Figure contents as structured data
· · · ·

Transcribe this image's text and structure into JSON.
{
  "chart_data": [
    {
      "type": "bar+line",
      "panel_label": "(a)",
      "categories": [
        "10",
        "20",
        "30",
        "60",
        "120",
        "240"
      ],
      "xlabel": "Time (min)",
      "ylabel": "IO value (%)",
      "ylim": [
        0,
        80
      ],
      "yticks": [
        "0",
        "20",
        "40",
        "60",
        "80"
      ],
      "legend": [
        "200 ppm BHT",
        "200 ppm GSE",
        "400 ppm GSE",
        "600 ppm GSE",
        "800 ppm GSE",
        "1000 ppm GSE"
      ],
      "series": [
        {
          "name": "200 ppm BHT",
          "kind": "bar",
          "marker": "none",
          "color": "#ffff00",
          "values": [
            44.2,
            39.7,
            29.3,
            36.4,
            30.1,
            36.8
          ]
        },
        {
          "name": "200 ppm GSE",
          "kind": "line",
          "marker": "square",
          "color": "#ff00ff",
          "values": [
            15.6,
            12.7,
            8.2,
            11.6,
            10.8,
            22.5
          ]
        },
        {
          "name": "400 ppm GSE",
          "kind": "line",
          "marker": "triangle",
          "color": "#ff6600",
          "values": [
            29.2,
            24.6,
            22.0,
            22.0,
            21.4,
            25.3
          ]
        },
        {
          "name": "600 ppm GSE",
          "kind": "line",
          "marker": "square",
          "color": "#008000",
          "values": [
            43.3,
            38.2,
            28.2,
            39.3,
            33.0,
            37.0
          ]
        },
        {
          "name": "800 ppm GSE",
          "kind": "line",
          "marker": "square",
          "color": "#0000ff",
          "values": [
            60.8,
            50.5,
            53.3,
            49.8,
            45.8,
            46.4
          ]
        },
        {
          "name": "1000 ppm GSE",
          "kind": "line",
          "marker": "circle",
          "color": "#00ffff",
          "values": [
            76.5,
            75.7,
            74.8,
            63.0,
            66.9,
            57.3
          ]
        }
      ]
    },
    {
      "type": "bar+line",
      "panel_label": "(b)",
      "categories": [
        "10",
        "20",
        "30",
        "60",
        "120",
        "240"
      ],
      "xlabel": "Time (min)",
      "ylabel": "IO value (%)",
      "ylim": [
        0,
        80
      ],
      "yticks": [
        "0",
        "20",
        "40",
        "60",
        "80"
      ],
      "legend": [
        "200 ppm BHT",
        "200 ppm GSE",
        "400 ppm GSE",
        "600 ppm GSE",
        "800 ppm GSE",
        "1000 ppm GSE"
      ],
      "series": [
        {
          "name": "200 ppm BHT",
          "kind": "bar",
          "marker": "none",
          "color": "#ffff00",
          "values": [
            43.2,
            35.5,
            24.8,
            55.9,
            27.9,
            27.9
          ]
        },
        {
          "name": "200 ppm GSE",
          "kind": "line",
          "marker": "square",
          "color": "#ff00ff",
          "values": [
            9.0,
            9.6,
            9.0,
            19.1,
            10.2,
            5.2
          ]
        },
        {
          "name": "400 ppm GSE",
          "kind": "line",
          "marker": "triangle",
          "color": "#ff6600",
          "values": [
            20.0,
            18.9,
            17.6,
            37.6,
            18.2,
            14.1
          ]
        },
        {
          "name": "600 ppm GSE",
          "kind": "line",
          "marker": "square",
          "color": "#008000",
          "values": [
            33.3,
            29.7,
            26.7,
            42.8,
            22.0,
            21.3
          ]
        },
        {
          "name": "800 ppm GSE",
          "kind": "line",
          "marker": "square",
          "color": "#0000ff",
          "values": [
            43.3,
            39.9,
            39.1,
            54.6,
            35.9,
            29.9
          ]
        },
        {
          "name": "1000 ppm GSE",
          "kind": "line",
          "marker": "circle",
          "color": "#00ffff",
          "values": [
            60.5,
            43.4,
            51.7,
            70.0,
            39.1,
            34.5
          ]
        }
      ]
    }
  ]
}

· · · ·

#### [STATED TASK]
Retype the data in full and match it exactly.

#### [EXERCISE SOLUTION]
Transcribe this image's text and structure into JSON.
{
  "chart_data": [
    {
      "type": "bar+line",
      "panel_label": "(a)",
      "categories": [
        "10",
        "20",
        "30",
        "60",
        "120",
        "240"
      ],
      "xlabel": "Time (min)",
      "ylabel": "IO value (%)",
      "ylim": [
        0,
        80
      ],
      "yticks": [
        "0",
        "20",
        "40",
        "60",
        "80"
      ],
      "legend": [
        "200 ppm BHT",
        "200 ppm GSE",
        "400 ppm GSE",
        "600 ppm GSE",
        "800 ppm GSE",
        "1000 ppm GSE"
      ],
      "series": [
        {
          "name": "200 ppm BHT",
          "kind": "bar",
          "marker": "none",
          "color": "#ffff00",
          "values": [
            44.2,
            39.7,
            29.3,
            36.4,
            30.1,
            36.8
          ]
        },
        {
          "name": "200 ppm GSE",
          "kind": "line",
          "marker": "square",
          "color": "#ff00ff",
          "values": [
            15.6,
            12.7,
            8.2,
            11.6,
            10.8,
            22.5
          ]
        },
        {
          "name": "400 ppm GSE",
          "kind": "line",
          "marker": "triangle",
          "color": "#ff6600",
          "values": [
            29.2,
            24.6,
            22.0,
            22.0,
            21.4,
            25.3
          ]
        },
        {
          "name": "600 ppm GSE",
          "kind": "line",
          "marker": "square",
          "color": "#008000",
          "values": [
            43.3,
            38.2,
            28.2,
            39.3,
            33.0,
            37.0
          ]
        },
        {
          "name": "800 ppm GSE",
          "kind": "line",
          "marker": "square",
          "color": "#0000ff",
          "values": [
            60.8,
            50.5,
            53.3,
            49.8,
            45.8,
            46.4
          ]
        },
        {
          "name": "1000 ppm GSE",
          "kind": "line",
          "marker": "circle",
          "color": "#00ffff",
          "values": [
            76.5,
            75.7,
            74.8,
            63.0,
            66.9,
            57.3
          ]
        }
      ]
    },
    {
      "type": "bar+line",
      "panel_label": "(b)",
      "categories": [
        "10",
        "20",
        "30",
        "60",
        "120",
        "240"
      ],
      "xlabel": "Time (min)",
      "ylabel": "IO value (%)",
      "ylim": [
        0,
        80
      ],
      "yticks": [
        "0",
        "20",
        "40",
        "60",
        "80"
      ],
      "legend": [
        "200 ppm BHT",
        "200 ppm GSE",
        "400 ppm GSE",
        "600 ppm GSE",
        "800 ppm GSE",
        "1000 ppm GSE"
      ],
      "series": [
        {
          "name": "200 ppm BHT",
          "kind": "bar",
          "marker": "none",
          "color": "#ffff00",
          "values": [
            43.2,
            35.5,
            24.8,
            55.9,
            27.9,
            27.9
          ]
        },
        {
          "name": "200 ppm GSE",
          "kind": "line",
          "marker": "square",
          "color": "#ff00ff",
          "values": [
            9.0,
            9.6,
            9.0,
            19.1,
            10.2,
            5.2
          ]
        },
        {
          "name": "400 ppm GSE",
          "kind": "line",
          "marker": "triangle",
          "color": "#ff6600",
          "values": [
            20.0,
            18.9,
            17.6,
            37.6,
            18.2,
            14.1
          ]
        },
        {
          "name": "600 ppm GSE",
          "kind": "line",
          "marker": "square",
          "color": "#008000",
          "values": [
            33.3,
            29.7,
            26.7,
            42.8,
            22.0,
            21.3
          ]
        },
        {
          "name": "800 ppm GSE",
          "kind": "line",
          "marker": "square",
          "color": "#0000ff",
          "values": [
            43.3,
            39.9,
            39.1,
            54.6,
            35.9,
            29.9
          ]
        },
        {
          "name": "1000 ppm GSE",
          "kind": "line",
          "marker": "circle",
          "color": "#00ffff",
          "values": [
            60.5,
            43.4,
            51.7,
            70.0,
            39.1,
            34.5
          ]
        }
      ]
    }
  ]
}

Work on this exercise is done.